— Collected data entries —

..........

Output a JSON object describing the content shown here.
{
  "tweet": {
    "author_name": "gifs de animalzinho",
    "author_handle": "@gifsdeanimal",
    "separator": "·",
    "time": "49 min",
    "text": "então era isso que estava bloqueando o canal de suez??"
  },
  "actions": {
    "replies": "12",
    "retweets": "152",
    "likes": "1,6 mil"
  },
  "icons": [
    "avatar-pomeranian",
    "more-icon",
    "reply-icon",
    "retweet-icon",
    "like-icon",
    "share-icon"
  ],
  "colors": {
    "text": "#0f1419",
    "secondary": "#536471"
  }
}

..........

— WRITTEN REQUEST —
Set every line of the listing down word for word.

— ANSWER —
Output a JSON object describing the content shown here.
{
  "tweet": {
    "author_name": "gifs de animalzinho",
    "author_handle": "@gifsdeanimal",
    "separator": "·",
    "time": "49 min",
    "text": "então era isso que estava bloqueando o canal de suez??"
  },
  "actions": {
    "replies": "12",
    "retweets": "152",
    "likes": "1,6 mil"
  },
  "icons": [
    "avatar-pomeranian",
    "more-icon",
    "reply-icon",
    "retweet-icon",
    "like-icon",
    "share-icon"
  ],
  "colors": {
    "text": "#0f1419",
    "secondary": "#536471"
  }
}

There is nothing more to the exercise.